▶ Trecho fornecido
━━━━━━━━

A fila dos meus livros só volta a andar no meio de agosto: recomeço os trabalhos na 1ª versão do livro de contos “O grito do mar na noite”. Em nove dias, reescrevo um conto, reviso cinco e escrevo o xodó “Chá de boldo”. Daí, chega setembro, o mês crucial de logística e pré-produção da Flica, e força a minha literatura a parar. Ao menos, dá tempo para criar a capa, com uma pintura de Nelson Magalhães Filho, e acertar os escritores Mayrant Gallo e Márcio Matos para o posfácio e prefácio [que depois vira orelha].

PS: E o coração? 2014 teve revival [fev e mar] e despedida [jul] da cantora Ana Gilli, e um namoro relâmpago-amoroso com a dançarina Camila [ago-set].

Série Anjos sobre o Recôncavo (2008), de Nelson Magalhães Filho. Uso a maior parte da pintura como capa da 1ª versão do livro de contos “O grito do mar na noite” [mas a versão final de 2015 possui outra capa]

REVER EM VEZ DE ESCREVER

03 de outubro de 2014, sexta-feira. Estou no apê 703-B, pilhado pelo trampo da Flica [pela manhã, eu, o sócio Marcus Ferreira e a produtora Edmilia Barros montamos a equipe de produção da 4ª edição]. Ontem, com o lançamento virtual de “Hybrid”, concluíra os trabalhos da The Orange Poem. E o trampo “O grito do mar na noite” só seria retomado na segunda [a fase de revisão editorial por Mayrant Gallo]. A tarde segue de encontro à noite, e eu não tenho mais o que fazer hoje. Happy hour? Descansar? Nada!

Atravesso a fila e retomo o romance “Muralha — O goleiro que nunca tomou gol”! Que beleza! Finalmente vamos criar o Muralha profissional! Kuéin. Nada! A preguiça continua atuando, e eu só tenho fôlego para rever tudo o que produzi em vez de escrever algo novo [o trabalho é todo feito no home office do apê 703-B].

Seguindo a sugestão do escritor Carlos Henrique Schroeder em 2013 [de quase um ano atrás], revejo o primeiro capítulo: parte do cap. IV se torna o novo I [o romance abre com Mudinho jogando no baba na aldeia, mais ação, impacto, com o tema principal “futebol” à frente, para seduzir o leitor]. E sigo o rearranjo: o novo II é a fusão dos antigos I [casal de paulistas/racismo] e II [dominó + info sobre Mudinho]; revejo o III [sobre Mudinho em Caraíva + obra no chalé] e o novo IV [cenas antes do primeiro baba]. Passo a inserir a divisão ▪ ▪ ▪ entre os trechos dos capítulos do romance.

2h e 40min de trampo sem parar, sem jantar, estou exausto. Chega por hoje. 20h, e eu só quero dormir.

━━━━━━━━

▶ Requisito 1
Transcreva literalmente, do trecho fornecido, a parte que começa com as palavras que contêm "PS: E o coração?" e termina com "hour? Descansar? Nada!".
▶ Requisito 2
Retome o relato sobre o trabalho nos livros a partir do ponto em que ele termina.

▶ Material coletado
━━━━━━━━

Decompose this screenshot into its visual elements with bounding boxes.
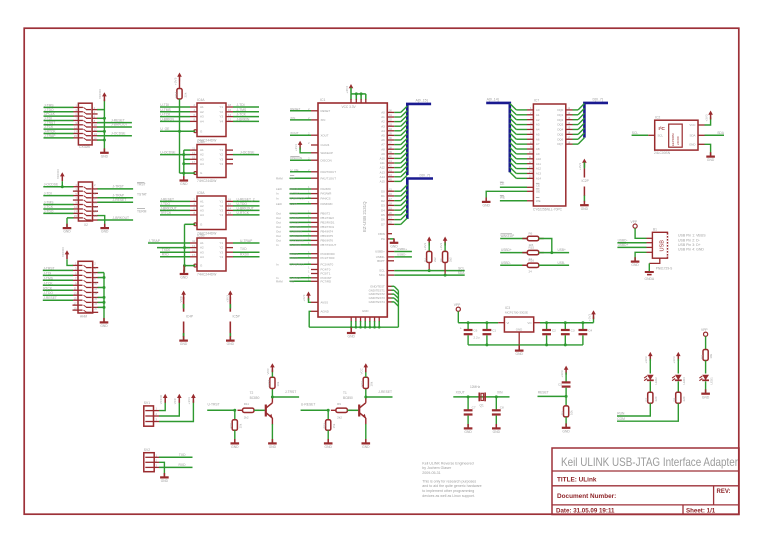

━━━━━━━━

▶ Resposta correta 1
PS: E o coração? 2014 teve revival [fev e mar] e despedida [jul] da cantora Ana Gilli, e um namoro relâmpago-amoroso com a dançarina Camila [ago-set].

Série Anjos sobre o Recôncavo (2008), de Nelson Magalhães Filho. Uso a maior parte da pintura como capa da 1ª versão do livro de contos “O grito do mar na noite” [mas a versão final de 2015 possui outra capa]

REVER EM VEZ DE ESCREVER

03 de outubro de 2014, sexta-feira. Estou no apê 703-B, pilhado pelo trampo da Flica [pela manhã, eu, o sócio Marcus Ferreira e a produtora Edmilia Barros montamos a equipe de produção da 4ª edição]. Ontem, com o lançamento virtual de “Hybrid”, concluíra os trabalhos da The Orange Poem. E o trampo “O grito do mar na noite” só seria retomado na segunda [a fase de revisão editorial por Mayrant Gallo]. A tarde segue de encontro à noite, e eu não tenho mais o que fazer hoje. Happy hour? Descansar? Nada!

▶ Resposta correta 2
2014, o ano em que revi o poema laranja. Rever é viver!

REVER COMO ESCREVER

E o que é “rever”? Reler e modificar pequenas coisas, estrutura e ordem dos parágrafos e capítulos. Ou seja, rever também é escrever, inserir novos trechos, que sejam mais adequados e coerentes à obra. Porém, na manhã do sábado 04/10/14, tenho um momento de criação pura, e escrevo um novo parágrafo para iniciar o cap. I [o original do pensamento “a Bahia, feminina, não é mãe, é pai, o canalha que faz, mas não cria” de Sanfilippo em Caraíva], que reflete sobre os baianos e afirma que a Bahia tão mulher é um pai ausente. Em “homenagem” ao maestro Letieres Leite, abro o romance assim: “O samba nasceu na Bahia”. Sinto que preciso explicar aos não-baianos o que é um “baba” e insiro também: “Baiano não joga pelada ou racha. Bate o baba — no masculino, mermo.”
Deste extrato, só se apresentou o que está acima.